GIVEN TASK
Starting at the line that holds "Read out every word on this page.", set down each line through the end of the listing, exactly as written and with nothing added.

>> Begin EXTRACTED ENTRIES

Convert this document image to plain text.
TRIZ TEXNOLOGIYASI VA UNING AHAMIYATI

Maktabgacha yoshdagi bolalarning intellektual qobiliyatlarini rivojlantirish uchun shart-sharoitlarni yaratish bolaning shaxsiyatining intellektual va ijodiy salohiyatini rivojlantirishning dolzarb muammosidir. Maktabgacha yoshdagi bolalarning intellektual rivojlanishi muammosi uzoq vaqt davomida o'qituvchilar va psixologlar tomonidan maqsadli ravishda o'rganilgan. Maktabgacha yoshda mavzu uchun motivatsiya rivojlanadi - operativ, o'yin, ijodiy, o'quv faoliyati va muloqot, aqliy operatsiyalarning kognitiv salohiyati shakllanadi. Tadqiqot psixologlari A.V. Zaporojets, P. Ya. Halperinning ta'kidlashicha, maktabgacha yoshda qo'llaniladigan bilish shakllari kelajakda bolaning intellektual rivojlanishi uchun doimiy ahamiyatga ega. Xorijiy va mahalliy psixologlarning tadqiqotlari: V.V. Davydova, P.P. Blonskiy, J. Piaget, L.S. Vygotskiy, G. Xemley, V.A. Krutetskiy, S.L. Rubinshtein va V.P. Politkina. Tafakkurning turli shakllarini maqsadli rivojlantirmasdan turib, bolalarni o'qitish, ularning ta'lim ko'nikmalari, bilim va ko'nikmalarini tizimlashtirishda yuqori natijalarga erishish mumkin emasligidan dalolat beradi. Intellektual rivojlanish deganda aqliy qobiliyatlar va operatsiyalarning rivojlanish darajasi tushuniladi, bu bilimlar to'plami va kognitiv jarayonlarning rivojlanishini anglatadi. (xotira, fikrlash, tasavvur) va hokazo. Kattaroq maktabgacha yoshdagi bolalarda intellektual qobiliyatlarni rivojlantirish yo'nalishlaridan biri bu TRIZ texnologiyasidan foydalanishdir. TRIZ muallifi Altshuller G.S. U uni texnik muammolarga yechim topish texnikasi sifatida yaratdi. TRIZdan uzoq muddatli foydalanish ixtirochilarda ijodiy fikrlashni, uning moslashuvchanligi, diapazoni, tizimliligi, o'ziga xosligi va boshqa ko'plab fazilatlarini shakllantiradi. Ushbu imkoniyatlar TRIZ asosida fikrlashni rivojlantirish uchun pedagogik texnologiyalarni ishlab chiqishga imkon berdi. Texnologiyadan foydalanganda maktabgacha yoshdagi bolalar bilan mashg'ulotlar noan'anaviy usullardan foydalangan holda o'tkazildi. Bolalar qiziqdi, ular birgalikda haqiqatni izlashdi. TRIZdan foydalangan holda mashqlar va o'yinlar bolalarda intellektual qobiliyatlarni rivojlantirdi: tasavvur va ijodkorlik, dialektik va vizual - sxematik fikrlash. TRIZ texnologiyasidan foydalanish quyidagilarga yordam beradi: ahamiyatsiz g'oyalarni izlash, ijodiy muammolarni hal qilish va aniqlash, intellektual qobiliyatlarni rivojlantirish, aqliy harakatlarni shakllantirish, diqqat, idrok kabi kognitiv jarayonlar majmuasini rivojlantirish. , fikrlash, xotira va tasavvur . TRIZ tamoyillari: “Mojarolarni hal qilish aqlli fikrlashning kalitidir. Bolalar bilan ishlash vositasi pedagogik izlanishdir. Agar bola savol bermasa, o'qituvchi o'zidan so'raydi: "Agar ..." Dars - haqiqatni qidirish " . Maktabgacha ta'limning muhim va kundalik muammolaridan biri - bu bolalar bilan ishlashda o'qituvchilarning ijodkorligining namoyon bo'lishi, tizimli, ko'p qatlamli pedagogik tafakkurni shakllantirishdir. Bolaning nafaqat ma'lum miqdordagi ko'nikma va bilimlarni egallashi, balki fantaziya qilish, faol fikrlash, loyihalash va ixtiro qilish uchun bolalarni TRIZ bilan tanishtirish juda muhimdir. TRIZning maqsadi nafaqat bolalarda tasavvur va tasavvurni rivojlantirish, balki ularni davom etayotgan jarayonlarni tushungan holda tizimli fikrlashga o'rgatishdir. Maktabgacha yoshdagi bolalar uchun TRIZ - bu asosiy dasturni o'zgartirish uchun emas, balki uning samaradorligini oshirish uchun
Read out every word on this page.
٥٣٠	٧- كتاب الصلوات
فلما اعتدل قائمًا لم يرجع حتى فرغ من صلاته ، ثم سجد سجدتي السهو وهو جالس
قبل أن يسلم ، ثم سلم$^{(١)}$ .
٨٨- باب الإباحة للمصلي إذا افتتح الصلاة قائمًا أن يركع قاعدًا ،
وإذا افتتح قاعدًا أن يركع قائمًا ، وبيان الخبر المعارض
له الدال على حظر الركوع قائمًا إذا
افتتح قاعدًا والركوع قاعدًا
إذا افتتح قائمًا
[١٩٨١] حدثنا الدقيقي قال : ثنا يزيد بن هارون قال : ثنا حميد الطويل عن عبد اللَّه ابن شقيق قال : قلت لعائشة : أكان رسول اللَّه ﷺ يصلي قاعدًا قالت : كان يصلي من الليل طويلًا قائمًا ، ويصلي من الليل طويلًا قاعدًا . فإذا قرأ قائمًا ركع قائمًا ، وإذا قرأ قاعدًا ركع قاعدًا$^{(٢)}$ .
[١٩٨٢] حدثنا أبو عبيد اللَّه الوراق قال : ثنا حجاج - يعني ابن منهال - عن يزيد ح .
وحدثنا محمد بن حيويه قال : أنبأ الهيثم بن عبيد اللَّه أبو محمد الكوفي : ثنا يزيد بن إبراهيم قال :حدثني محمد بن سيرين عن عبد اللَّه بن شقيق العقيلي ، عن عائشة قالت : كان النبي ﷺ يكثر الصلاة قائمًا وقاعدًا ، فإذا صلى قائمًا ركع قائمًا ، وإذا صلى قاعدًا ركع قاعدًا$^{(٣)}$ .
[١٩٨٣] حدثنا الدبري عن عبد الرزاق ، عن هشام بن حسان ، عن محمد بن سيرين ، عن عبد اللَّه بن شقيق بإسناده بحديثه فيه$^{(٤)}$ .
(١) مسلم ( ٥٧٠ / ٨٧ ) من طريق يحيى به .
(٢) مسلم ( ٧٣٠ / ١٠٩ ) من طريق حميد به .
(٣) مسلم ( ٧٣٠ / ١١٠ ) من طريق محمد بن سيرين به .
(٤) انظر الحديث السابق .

>> End EXTRACTED ENTRIES

THE SOLUTION
Read out every word on this page.
٥٣٠	٧- كتاب الصلوات
فلما اعتدل قائمًا لم يرجع حتى فرغ من صلاته ، ثم سجد سجدتي السهو وهو جالس
قبل أن يسلم ، ثم سلم$^{(١)}$ .
٨٨- باب الإباحة للمصلي إذا افتتح الصلاة قائمًا أن يركع قاعدًا ،
وإذا افتتح قاعدًا أن يركع قائمًا ، وبيان الخبر المعارض
له الدال على حظر الركوع قائمًا إذا
افتتح قاعدًا والركوع قاعدًا
إذا افتتح قائمًا
[١٩٨١] حدثنا الدقيقي قال : ثنا يزيد بن هارون قال : ثنا حميد الطويل عن عبد اللَّه ابن شقيق قال : قلت لعائشة : أكان رسول اللَّه ﷺ يصلي قاعدًا قالت : كان يصلي من الليل طويلًا قائمًا ، ويصلي من الليل طويلًا قاعدًا . فإذا قرأ قائمًا ركع قائمًا ، وإذا قرأ قاعدًا ركع قاعدًا$^{(٢)}$ .
[١٩٨٢] حدثنا أبو عبيد اللَّه الوراق قال : ثنا حجاج - يعني ابن منهال - عن يزيد ح .
وحدثنا محمد بن حيويه قال : أنبأ الهيثم بن عبيد اللَّه أبو محمد الكوفي : ثنا يزيد بن إبراهيم قال :حدثني محمد بن سيرين عن عبد اللَّه بن شقيق العقيلي ، عن عائشة قالت : كان النبي ﷺ يكثر الصلاة قائمًا وقاعدًا ، فإذا صلى قائمًا ركع قائمًا ، وإذا صلى قاعدًا ركع قاعدًا$^{(٣)}$ .
[١٩٨٣] حدثنا الدبري عن عبد الرزاق ، عن هشام بن حسان ، عن محمد بن سيرين ، عن عبد اللَّه بن شقيق بإسناده بحديثه فيه$^{(٤)}$ .
(١) مسلم ( ٥٧٠ / ٨٧ ) من طريق يحيى به .
(٢) مسلم ( ٧٣٠ / ١٠٩ ) من طريق حميد به .
(٣) مسلم ( ٧٣٠ / ١١٠ ) من طريق محمد بن سيرين به .
(٤) انظر الحديث السابق .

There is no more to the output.